> _SET EXERCISE_
Beneath this task is a listing; retype all of it exactly.

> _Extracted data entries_
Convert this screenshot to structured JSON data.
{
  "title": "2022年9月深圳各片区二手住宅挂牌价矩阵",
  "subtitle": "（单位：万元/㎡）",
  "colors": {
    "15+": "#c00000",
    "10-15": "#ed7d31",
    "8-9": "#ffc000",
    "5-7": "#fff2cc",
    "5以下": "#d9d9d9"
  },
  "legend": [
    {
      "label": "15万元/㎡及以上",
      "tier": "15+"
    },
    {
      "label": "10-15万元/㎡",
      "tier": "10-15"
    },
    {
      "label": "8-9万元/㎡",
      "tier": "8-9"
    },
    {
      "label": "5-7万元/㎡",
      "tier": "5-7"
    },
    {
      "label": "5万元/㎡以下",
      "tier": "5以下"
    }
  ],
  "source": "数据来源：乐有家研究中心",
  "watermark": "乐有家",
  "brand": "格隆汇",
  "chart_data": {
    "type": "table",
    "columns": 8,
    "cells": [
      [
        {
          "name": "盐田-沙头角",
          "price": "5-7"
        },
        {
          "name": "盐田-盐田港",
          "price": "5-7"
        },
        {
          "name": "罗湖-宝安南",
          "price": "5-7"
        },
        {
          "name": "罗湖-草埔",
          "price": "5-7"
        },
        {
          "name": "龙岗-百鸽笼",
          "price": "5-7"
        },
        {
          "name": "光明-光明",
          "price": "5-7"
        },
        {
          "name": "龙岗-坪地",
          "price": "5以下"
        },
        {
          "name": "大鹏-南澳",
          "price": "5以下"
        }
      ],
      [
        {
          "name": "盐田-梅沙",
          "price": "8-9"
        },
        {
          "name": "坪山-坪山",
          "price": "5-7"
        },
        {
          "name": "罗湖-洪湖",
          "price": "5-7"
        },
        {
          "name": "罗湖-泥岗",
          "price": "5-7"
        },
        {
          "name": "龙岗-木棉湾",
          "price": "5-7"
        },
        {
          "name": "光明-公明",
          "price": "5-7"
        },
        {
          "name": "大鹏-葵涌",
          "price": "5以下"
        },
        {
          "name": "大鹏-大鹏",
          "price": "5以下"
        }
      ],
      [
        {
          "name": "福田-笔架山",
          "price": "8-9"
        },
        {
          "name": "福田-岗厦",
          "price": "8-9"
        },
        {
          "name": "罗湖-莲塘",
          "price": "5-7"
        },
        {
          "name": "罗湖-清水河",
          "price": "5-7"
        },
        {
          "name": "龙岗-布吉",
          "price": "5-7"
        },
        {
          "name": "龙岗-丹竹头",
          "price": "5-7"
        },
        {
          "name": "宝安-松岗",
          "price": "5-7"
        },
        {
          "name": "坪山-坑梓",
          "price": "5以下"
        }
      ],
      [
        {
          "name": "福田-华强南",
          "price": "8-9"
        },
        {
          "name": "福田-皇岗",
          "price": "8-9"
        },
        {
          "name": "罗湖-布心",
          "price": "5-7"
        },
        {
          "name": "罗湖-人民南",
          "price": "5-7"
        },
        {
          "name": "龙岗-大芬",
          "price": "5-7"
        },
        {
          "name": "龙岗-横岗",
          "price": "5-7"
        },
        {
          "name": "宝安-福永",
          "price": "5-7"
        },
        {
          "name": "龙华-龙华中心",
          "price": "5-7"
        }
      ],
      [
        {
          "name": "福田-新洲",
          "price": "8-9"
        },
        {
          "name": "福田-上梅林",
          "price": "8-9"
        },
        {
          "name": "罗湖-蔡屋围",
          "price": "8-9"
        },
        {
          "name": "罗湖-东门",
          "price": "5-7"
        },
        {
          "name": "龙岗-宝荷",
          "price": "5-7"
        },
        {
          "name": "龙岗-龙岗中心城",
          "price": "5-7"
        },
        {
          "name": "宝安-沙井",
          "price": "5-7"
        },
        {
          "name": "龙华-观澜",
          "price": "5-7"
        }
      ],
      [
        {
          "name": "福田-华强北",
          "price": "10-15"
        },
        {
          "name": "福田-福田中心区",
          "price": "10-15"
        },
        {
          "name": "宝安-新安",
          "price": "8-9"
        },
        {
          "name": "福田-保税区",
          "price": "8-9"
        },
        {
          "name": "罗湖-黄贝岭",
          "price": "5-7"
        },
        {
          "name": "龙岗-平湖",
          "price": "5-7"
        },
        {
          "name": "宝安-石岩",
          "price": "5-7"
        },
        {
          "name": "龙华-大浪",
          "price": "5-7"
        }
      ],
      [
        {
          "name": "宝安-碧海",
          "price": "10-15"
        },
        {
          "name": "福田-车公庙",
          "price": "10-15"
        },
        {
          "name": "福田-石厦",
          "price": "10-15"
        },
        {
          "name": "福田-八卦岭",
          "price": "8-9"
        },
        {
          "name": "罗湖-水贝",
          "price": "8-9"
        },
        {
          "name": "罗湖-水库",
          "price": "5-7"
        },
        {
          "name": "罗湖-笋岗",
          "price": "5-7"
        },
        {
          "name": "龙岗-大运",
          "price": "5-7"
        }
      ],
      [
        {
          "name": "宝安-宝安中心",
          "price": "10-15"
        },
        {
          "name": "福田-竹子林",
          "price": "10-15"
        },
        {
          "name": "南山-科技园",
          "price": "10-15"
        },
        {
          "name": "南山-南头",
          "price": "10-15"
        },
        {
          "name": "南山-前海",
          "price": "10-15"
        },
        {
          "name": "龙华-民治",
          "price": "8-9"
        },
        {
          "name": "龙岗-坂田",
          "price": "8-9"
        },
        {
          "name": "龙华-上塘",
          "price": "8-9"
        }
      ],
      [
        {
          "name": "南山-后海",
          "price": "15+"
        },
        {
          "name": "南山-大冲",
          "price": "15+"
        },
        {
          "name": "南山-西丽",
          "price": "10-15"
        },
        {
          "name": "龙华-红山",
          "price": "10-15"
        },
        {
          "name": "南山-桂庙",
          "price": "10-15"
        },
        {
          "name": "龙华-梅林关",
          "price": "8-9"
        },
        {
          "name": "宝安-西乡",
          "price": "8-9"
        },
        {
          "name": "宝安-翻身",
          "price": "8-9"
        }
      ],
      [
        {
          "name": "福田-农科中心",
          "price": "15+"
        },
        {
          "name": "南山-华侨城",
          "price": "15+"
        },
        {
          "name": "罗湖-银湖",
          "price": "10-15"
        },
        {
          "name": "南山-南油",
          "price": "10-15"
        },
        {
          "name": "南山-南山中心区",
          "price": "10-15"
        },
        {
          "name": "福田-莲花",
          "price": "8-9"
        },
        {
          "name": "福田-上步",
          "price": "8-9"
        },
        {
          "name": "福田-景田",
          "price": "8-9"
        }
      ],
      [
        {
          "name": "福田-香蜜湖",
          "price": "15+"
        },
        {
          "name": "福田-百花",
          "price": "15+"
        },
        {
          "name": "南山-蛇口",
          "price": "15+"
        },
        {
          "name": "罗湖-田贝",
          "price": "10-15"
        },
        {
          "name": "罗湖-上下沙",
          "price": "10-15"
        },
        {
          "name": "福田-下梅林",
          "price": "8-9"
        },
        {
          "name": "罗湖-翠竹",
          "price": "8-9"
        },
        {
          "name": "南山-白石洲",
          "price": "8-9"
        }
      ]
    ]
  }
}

> _EXERCISE SOLUTION_
Convert this screenshot to structured JSON data.
{
  "title": "2022年9月深圳各片区二手住宅挂牌价矩阵",
  "subtitle": "（单位：万元/㎡）",
  "colors": {
    "15+": "#c00000",
    "10-15": "#ed7d31",
    "8-9": "#ffc000",
    "5-7": "#fff2cc",
    "5以下": "#d9d9d9"
  },
  "legend": [
    {
      "label": "15万元/㎡及以上",
      "tier": "15+"
    },
    {
      "label": "10-15万元/㎡",
      "tier": "10-15"
    },
    {
      "label": "8-9万元/㎡",
      "tier": "8-9"
    },
    {
      "label": "5-7万元/㎡",
      "tier": "5-7"
    },
    {
      "label": "5万元/㎡以下",
      "tier": "5以下"
    }
  ],
  "source": "数据来源：乐有家研究中心",
  "watermark": "乐有家",
  "brand": "格隆汇",
  "chart_data": {
    "type": "table",
    "columns": 8,
    "cells": [
      [
        {
          "name": "盐田-沙头角",
          "price": "5-7"
        },
        {
          "name": "盐田-盐田港",
          "price": "5-7"
        },
        {
          "name": "罗湖-宝安南",
          "price": "5-7"
        },
        {
          "name": "罗湖-草埔",
          "price": "5-7"
        },
        {
          "name": "龙岗-百鸽笼",
          "price": "5-7"
        },
        {
          "name": "光明-光明",
          "price": "5-7"
        },
        {
          "name": "龙岗-坪地",
          "price": "5以下"
        },
        {
          "name": "大鹏-南澳",
          "price": "5以下"
        }
      ],
      [
        {
          "name": "盐田-梅沙",
          "price": "8-9"
        },
        {
          "name": "坪山-坪山",
          "price": "5-7"
        },
        {
          "name": "罗湖-洪湖",
          "price": "5-7"
        },
        {
          "name": "罗湖-泥岗",
          "price": "5-7"
        },
        {
          "name": "龙岗-木棉湾",
          "price": "5-7"
        },
        {
          "name": "光明-公明",
          "price": "5-7"
        },
        {
          "name": "大鹏-葵涌",
          "price": "5以下"
        },
        {
          "name": "大鹏-大鹏",
          "price": "5以下"
        }
      ],
      [
        {
          "name": "福田-笔架山",
          "price": "8-9"
        },
        {
          "name": "福田-岗厦",
          "price": "8-9"
        },
        {
          "name": "罗湖-莲塘",
          "price": "5-7"
        },
        {
          "name": "罗湖-清水河",
          "price": "5-7"
        },
        {
          "name": "龙岗-布吉",
          "price": "5-7"
        },
        {
          "name": "龙岗-丹竹头",
          "price": "5-7"
        },
        {
          "name": "宝安-松岗",
          "price": "5-7"
        },
        {
          "name": "坪山-坑梓",
          "price": "5以下"
        }
      ],
      [
        {
          "name": "福田-华强南",
          "price": "8-9"
        },
        {
          "name": "福田-皇岗",
          "price": "8-9"
        },
        {
          "name": "罗湖-布心",
          "price": "5-7"
        },
        {
          "name": "罗湖-人民南",
          "price": "5-7"
        },
        {
          "name": "龙岗-大芬",
          "price": "5-7"
        },
        {
          "name": "龙岗-横岗",
          "price": "5-7"
        },
        {
          "name": "宝安-福永",
          "price": "5-7"
        },
        {
          "name": "龙华-龙华中心",
          "price": "5-7"
        }
      ],
      [
        {
          "name": "福田-新洲",
          "price": "8-9"
        },
        {
          "name": "福田-上梅林",
          "price": "8-9"
        },
        {
          "name": "罗湖-蔡屋围",
          "price": "8-9"
        },
        {
          "name": "罗湖-东门",
          "price": "5-7"
        },
        {
          "name": "龙岗-宝荷",
          "price": "5-7"
        },
        {
          "name": "龙岗-龙岗中心城",
          "price": "5-7"
        },
        {
          "name": "宝安-沙井",
          "price": "5-7"
        },
        {
          "name": "龙华-观澜",
          "price": "5-7"
        }
      ],
      [
        {
          "name": "福田-华强北",
          "price": "10-15"
        },
        {
          "name": "福田-福田中心区",
          "price": "10-15"
        },
        {
          "name": "宝安-新安",
          "price": "8-9"
        },
        {
          "name": "福田-保税区",
          "price": "8-9"
        },
        {
          "name": "罗湖-黄贝岭",
          "price": "5-7"
        },
        {
          "name": "龙岗-平湖",
          "price": "5-7"
        },
        {
          "name": "宝安-石岩",
          "price": "5-7"
        },
        {
          "name": "龙华-大浪",
          "price": "5-7"
        }
      ],
      [
        {
          "name": "宝安-碧海",
          "price": "10-15"
        },
        {
          "name": "福田-车公庙",
          "price": "10-15"
        },
        {
          "name": "福田-石厦",
          "price": "10-15"
        },
        {
          "name": "福田-八卦岭",
          "price": "8-9"
        },
        {
          "name": "罗湖-水贝",
          "price": "8-9"
        },
        {
          "name": "罗湖-水库",
          "price": "5-7"
        },
        {
          "name": "罗湖-笋岗",
          "price": "5-7"
        },
        {
          "name": "龙岗-大运",
          "price": "5-7"
        }
      ],
      [
        {
          "name": "宝安-宝安中心",
          "price": "10-15"
        },
        {
          "name": "福田-竹子林",
          "price": "10-15"
        },
        {
          "name": "南山-科技园",
          "price": "10-15"
        },
        {
          "name": "南山-南头",
          "price": "10-15"
        },
        {
          "name": "南山-前海",
          "price": "10-15"
        },
        {
          "name": "龙华-民治",
          "price": "8-9"
        },
        {
          "name": "龙岗-坂田",
          "price": "8-9"
        },
        {
          "name": "龙华-上塘",
          "price": "8-9"
        }
      ],
      [
        {
          "name": "南山-后海",
          "price": "15+"
        },
        {
          "name": "南山-大冲",
          "price": "15+"
        },
        {
          "name": "南山-西丽",
          "price": "10-15"
        },
        {
          "name": "龙华-红山",
          "price": "10-15"
        },
        {
          "name": "南山-桂庙",
          "price": "10-15"
        },
        {
          "name": "龙华-梅林关",
          "price": "8-9"
        },
        {
          "name": "宝安-西乡",
          "price": "8-9"
        },
        {
          "name": "宝安-翻身",
          "price": "8-9"
        }
      ],
      [
        {
          "name": "福田-农科中心",
          "price": "15+"
        },
        {
          "name": "南山-华侨城",
          "price": "15+"
        },
        {
          "name": "罗湖-银湖",
          "price": "10-15"
        },
        {
          "name": "南山-南油",
          "price": "10-15"
        },
        {
          "name": "南山-南山中心区",
          "price": "10-15"
        },
        {
          "name": "福田-莲花",
          "price": "8-9"
        },
        {
          "name": "福田-上步",
          "price": "8-9"
        },
        {
          "name": "福田-景田",
          "price": "8-9"
        }
      ],
      [
        {
          "name": "福田-香蜜湖",
          "price": "15+"
        },
        {
          "name": "福田-百花",
          "price": "15+"
        },
        {
          "name": "南山-蛇口",
          "price": "15+"
        },
        {
          "name": "罗湖-田贝",
          "price": "10-15"
        },
        {
          "name": "罗湖-上下沙",
          "price": "10-15"
        },
        {
          "name": "福田-下梅林",
          "price": "8-9"
        },
        {
          "name": "罗湖-翠竹",
          "price": "8-9"
        },
        {
          "name": "南山-白石洲",
          "price": "8-9"
        }
      ]
    ]
  }
}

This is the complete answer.